**WORK TO DO:**
Rename "card-header" to "card-heading" in the items from the first line through the line with "logo-text: NeuroScribe: [109, 76, 237, 100]", and write those lines out again with nothing else changed.
★ ★ ★
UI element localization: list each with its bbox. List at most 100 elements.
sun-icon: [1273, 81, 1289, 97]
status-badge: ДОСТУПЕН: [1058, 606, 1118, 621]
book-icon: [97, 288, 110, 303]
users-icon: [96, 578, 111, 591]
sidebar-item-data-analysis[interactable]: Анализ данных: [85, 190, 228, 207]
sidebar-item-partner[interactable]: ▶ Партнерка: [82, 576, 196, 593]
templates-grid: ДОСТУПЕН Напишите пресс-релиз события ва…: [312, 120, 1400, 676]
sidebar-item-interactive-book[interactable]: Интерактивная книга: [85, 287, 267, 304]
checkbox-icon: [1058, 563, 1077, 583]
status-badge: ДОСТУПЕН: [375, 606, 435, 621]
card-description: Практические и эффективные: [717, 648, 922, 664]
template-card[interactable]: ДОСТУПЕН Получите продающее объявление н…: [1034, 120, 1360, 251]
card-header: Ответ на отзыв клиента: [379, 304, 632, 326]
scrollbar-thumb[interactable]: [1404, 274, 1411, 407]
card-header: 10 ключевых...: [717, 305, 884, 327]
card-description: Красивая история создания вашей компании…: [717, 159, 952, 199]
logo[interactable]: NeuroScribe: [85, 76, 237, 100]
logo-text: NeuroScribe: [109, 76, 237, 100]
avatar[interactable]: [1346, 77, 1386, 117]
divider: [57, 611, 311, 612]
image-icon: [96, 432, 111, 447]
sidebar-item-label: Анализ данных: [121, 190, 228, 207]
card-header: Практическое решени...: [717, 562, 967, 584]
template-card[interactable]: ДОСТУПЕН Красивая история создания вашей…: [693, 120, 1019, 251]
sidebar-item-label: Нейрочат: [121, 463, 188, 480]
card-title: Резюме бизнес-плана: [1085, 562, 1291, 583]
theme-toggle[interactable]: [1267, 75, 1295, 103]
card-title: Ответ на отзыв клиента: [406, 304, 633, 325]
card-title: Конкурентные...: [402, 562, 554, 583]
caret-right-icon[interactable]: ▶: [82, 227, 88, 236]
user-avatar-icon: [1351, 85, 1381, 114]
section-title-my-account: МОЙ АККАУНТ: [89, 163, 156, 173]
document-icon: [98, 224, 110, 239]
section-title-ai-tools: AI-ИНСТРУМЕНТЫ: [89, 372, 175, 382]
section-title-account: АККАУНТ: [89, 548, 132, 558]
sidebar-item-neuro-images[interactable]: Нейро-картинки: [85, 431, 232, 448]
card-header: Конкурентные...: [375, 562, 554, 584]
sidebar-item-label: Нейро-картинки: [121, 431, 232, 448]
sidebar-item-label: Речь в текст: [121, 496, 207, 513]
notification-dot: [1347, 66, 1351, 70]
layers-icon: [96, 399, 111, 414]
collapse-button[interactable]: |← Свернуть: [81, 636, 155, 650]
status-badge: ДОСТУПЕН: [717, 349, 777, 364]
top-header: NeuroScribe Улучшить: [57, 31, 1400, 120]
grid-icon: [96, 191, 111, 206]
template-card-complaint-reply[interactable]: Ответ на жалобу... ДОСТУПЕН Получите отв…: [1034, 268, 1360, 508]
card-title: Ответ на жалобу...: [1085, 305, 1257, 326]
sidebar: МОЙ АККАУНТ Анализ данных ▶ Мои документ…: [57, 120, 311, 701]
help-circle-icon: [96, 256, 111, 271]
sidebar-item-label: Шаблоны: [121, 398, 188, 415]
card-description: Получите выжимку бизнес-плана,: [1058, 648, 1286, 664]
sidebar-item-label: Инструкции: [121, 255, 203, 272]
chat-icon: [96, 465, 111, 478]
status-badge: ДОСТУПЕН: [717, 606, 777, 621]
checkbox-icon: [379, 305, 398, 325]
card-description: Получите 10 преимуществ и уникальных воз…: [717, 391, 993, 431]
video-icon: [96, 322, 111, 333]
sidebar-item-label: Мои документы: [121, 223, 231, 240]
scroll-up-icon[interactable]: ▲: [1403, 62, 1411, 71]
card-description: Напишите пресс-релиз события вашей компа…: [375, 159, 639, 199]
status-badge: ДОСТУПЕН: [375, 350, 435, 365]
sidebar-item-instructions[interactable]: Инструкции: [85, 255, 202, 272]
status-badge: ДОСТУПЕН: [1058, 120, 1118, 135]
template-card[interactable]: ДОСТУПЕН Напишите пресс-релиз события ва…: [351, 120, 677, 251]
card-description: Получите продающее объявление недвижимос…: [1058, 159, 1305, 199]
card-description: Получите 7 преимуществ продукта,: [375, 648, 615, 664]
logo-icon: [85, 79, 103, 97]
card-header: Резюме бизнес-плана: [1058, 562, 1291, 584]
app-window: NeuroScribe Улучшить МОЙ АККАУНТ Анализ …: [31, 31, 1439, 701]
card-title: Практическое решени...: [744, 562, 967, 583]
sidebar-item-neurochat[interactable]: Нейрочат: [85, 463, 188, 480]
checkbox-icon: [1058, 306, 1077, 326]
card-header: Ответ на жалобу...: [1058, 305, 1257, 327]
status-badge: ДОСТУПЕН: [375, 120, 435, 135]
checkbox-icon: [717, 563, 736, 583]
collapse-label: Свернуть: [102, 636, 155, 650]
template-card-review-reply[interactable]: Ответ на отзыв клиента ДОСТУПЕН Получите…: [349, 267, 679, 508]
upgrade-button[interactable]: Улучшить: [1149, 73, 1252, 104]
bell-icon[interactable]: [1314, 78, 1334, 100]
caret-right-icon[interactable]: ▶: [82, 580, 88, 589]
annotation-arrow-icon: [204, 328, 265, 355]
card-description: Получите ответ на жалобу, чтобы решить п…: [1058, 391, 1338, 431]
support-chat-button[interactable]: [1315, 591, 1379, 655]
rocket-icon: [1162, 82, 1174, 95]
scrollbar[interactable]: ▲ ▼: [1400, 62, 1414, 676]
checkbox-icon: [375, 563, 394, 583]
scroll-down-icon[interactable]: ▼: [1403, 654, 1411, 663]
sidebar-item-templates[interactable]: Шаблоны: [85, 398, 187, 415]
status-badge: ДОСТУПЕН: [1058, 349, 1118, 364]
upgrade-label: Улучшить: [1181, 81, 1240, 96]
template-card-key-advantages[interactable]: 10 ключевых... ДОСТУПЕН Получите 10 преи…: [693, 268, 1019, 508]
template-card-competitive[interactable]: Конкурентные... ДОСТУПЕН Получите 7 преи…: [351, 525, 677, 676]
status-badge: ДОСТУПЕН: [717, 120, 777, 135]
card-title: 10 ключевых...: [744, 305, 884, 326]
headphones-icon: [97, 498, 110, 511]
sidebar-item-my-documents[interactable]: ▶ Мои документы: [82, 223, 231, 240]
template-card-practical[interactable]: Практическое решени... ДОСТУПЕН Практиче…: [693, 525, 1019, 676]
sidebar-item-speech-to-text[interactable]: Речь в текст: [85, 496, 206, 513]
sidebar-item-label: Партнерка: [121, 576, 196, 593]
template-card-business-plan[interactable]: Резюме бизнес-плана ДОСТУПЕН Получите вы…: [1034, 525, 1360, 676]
★ ★ ★
**THE ANSWER:**
UI element localization: list each with its bbox. List at most 100 elements.
sun-icon: [1273, 81, 1289, 97]
status-badge: ДОСТУПЕН: [1058, 606, 1118, 621]
book-icon: [97, 288, 110, 303]
users-icon: [96, 578, 111, 591]
sidebar-item-data-analysis[interactable]: Анализ данных: [85, 190, 228, 207]
sidebar-item-partner[interactable]: ▶ Партнерка: [82, 576, 196, 593]
templates-grid: ДОСТУПЕН Напишите пресс-релиз события ва…: [312, 120, 1400, 676]
sidebar-item-interactive-book[interactable]: Интерактивная книга: [85, 287, 267, 304]
checkbox-icon: [1058, 563, 1077, 583]
status-badge: ДОСТУПЕН: [375, 606, 435, 621]
card-description: Практические и эффективные: [717, 648, 922, 664]
template-card[interactable]: ДОСТУПЕН Получите продающее объявление н…: [1034, 120, 1360, 251]
card-heading: Ответ на отзыв клиента: [379, 304, 632, 326]
scrollbar-thumb[interactable]: [1404, 274, 1411, 407]
card-heading: 10 ключевых...: [717, 305, 884, 327]
card-description: Красивая история создания вашей компании…: [717, 159, 952, 199]
logo[interactable]: NeuroScribe: [85, 76, 237, 100]
logo-text: NeuroScribe: [109, 76, 237, 100]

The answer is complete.